[Task requirements]
All of the records listed below should be retyped exactly.

————

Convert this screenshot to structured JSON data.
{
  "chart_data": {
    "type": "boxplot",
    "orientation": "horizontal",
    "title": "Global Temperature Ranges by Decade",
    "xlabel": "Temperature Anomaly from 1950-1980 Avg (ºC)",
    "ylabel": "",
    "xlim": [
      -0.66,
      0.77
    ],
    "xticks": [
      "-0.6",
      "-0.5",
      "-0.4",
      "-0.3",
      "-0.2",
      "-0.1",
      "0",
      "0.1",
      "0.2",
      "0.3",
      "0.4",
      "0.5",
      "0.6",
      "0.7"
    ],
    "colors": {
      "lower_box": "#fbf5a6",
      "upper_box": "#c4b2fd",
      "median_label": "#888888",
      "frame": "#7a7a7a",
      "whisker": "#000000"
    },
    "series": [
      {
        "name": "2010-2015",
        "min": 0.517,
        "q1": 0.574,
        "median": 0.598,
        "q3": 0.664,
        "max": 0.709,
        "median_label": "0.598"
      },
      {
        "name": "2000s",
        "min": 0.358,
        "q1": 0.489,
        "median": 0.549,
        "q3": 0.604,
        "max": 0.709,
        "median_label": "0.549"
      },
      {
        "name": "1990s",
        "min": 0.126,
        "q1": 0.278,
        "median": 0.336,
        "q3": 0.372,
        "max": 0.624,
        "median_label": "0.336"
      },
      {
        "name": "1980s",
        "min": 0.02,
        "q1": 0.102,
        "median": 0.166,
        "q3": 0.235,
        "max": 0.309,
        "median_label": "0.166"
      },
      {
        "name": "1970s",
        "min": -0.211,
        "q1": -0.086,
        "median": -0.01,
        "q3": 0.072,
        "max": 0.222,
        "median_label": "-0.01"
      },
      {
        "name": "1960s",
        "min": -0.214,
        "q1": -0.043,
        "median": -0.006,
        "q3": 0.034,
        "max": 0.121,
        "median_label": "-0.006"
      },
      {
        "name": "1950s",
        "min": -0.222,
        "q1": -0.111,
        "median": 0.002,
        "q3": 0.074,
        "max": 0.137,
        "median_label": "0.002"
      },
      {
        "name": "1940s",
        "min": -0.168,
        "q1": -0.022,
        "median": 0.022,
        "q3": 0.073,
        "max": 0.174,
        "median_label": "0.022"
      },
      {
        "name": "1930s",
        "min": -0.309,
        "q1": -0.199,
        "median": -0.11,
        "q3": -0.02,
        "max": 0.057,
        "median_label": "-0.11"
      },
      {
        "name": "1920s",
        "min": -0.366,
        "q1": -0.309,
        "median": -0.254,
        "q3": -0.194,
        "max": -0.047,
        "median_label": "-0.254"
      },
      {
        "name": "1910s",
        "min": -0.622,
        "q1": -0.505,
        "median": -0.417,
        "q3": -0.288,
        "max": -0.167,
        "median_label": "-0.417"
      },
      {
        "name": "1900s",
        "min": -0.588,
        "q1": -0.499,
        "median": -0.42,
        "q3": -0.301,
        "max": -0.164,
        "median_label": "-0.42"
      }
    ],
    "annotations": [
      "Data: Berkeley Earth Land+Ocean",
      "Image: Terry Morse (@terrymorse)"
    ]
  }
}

————

[Answer to this problem]
Convert this screenshot to structured JSON data.
{
  "chart_data": {
    "type": "boxplot",
    "orientation": "horizontal",
    "title": "Global Temperature Ranges by Decade",
    "xlabel": "Temperature Anomaly from 1950-1980 Avg (ºC)",
    "ylabel": "",
    "xlim": [
      -0.66,
      0.77
    ],
    "xticks": [
      "-0.6",
      "-0.5",
      "-0.4",
      "-0.3",
      "-0.2",
      "-0.1",
      "0",
      "0.1",
      "0.2",
      "0.3",
      "0.4",
      "0.5",
      "0.6",
      "0.7"
    ],
    "colors": {
      "lower_box": "#fbf5a6",
      "upper_box": "#c4b2fd",
      "median_label": "#888888",
      "frame": "#7a7a7a",
      "whisker": "#000000"
    },
    "series": [
      {
        "name": "2010-2015",
        "min": 0.517,
        "q1": 0.574,
        "median": 0.598,
        "q3": 0.664,
        "max": 0.709,
        "median_label": "0.598"
      },
      {
        "name": "2000s",
        "min": 0.358,
        "q1": 0.489,
        "median": 0.549,
        "q3": 0.604,
        "max": 0.709,
        "median_label": "0.549"
      },
      {
        "name": "1990s",
        "min": 0.126,
        "q1": 0.278,
        "median": 0.336,
        "q3": 0.372,
        "max": 0.624,
        "median_label": "0.336"
      },
      {
        "name": "1980s",
        "min": 0.02,
        "q1": 0.102,
        "median": 0.166,
        "q3": 0.235,
        "max": 0.309,
        "median_label": "0.166"
      },
      {
        "name": "1970s",
        "min": -0.211,
        "q1": -0.086,
        "median": -0.01,
        "q3": 0.072,
        "max": 0.222,
        "median_label": "-0.01"
      },
      {
        "name": "1960s",
        "min": -0.214,
        "q1": -0.043,
        "median": -0.006,
        "q3": 0.034,
        "max": 0.121,
        "median_label": "-0.006"
      },
      {
        "name": "1950s",
        "min": -0.222,
        "q1": -0.111,
        "median": 0.002,
        "q3": 0.074,
        "max": 0.137,
        "median_label": "0.002"
      },
      {
        "name": "1940s",
        "min": -0.168,
        "q1": -0.022,
        "median": 0.022,
        "q3": 0.073,
        "max": 0.174,
        "median_label": "0.022"
      },
      {
        "name": "1930s",
        "min": -0.309,
        "q1": -0.199,
        "median": -0.11,
        "q3": -0.02,
        "max": 0.057,
        "median_label": "-0.11"
      },
      {
        "name": "1920s",
        "min": -0.366,
        "q1": -0.309,
        "median": -0.254,
        "q3": -0.194,
        "max": -0.047,
        "median_label": "-0.254"
      },
      {
        "name": "1910s",
        "min": -0.622,
        "q1": -0.505,
        "median": -0.417,
        "q3": -0.288,
        "max": -0.167,
        "median_label": "-0.417"
      },
      {
        "name": "1900s",
        "min": -0.588,
        "q1": -0.499,
        "median": -0.42,
        "q3": -0.301,
        "max": -0.164,
        "median_label": "-0.42"
      }
    ],
    "annotations": [
      "Data: Berkeley Earth Land+Ocean",
      "Image: Terry Morse (@terrymorse)"
    ]
  }
}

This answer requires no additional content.